BEGIN Rows

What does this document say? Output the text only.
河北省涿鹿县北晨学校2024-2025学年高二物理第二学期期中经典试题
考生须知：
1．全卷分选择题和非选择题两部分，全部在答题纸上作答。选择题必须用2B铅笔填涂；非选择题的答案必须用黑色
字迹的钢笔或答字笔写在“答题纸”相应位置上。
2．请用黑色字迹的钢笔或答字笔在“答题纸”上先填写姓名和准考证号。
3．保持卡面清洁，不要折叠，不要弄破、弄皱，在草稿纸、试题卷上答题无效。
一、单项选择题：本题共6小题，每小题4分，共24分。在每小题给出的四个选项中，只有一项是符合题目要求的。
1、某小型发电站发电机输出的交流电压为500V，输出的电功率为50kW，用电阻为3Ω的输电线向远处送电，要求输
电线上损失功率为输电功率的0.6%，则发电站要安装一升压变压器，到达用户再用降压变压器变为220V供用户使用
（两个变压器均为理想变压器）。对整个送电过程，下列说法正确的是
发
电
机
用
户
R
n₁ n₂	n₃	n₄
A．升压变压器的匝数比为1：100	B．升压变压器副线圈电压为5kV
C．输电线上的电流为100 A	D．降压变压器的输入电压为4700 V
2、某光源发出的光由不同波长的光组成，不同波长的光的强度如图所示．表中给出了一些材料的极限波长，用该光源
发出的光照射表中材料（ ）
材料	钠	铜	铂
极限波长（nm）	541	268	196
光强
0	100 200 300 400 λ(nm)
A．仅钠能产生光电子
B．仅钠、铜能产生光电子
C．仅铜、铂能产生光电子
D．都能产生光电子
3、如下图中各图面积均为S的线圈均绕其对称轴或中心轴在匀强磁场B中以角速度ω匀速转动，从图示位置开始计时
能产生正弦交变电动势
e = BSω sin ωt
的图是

END Rows

*Brief*: Please restate the data word for word, every record included.

*Solution*:
What does this document say? Output the text only.
河北省涿鹿县北晨学校2024-2025学年高二物理第二学期期中经典试题
考生须知：
1．全卷分选择题和非选择题两部分，全部在答题纸上作答。选择题必须用2B铅笔填涂；非选择题的答案必须用黑色
字迹的钢笔或答字笔写在“答题纸”相应位置上。
2．请用黑色字迹的钢笔或答字笔在“答题纸”上先填写姓名和准考证号。
3．保持卡面清洁，不要折叠，不要弄破、弄皱，在草稿纸、试题卷上答题无效。
一、单项选择题：本题共6小题，每小题4分，共24分。在每小题给出的四个选项中，只有一项是符合题目要求的。
1、某小型发电站发电机输出的交流电压为500V，输出的电功率为50kW，用电阻为3Ω的输电线向远处送电，要求输
电线上损失功率为输电功率的0.6%，则发电站要安装一升压变压器，到达用户再用降压变压器变为220V供用户使用
（两个变压器均为理想变压器）。对整个送电过程，下列说法正确的是
发
电
机
用
户
R
n₁ n₂	n₃	n₄
A．升压变压器的匝数比为1：100	B．升压变压器副线圈电压为5kV
C．输电线上的电流为100 A	D．降压变压器的输入电压为4700 V
2、某光源发出的光由不同波长的光组成，不同波长的光的强度如图所示．表中给出了一些材料的极限波长，用该光源
发出的光照射表中材料（ ）
材料	钠	铜	铂
极限波长（nm）	541	268	196
光强
0	100 200 300 400 λ(nm)
A．仅钠能产生光电子
B．仅钠、铜能产生光电子
C．仅铜、铂能产生光电子
D．都能产生光电子
3、如下图中各图面积均为S的线圈均绕其对称轴或中心轴在匀强磁场B中以角速度ω匀速转动，从图示位置开始计时
能产生正弦交变电动势
e = BSω sin ωt
的图是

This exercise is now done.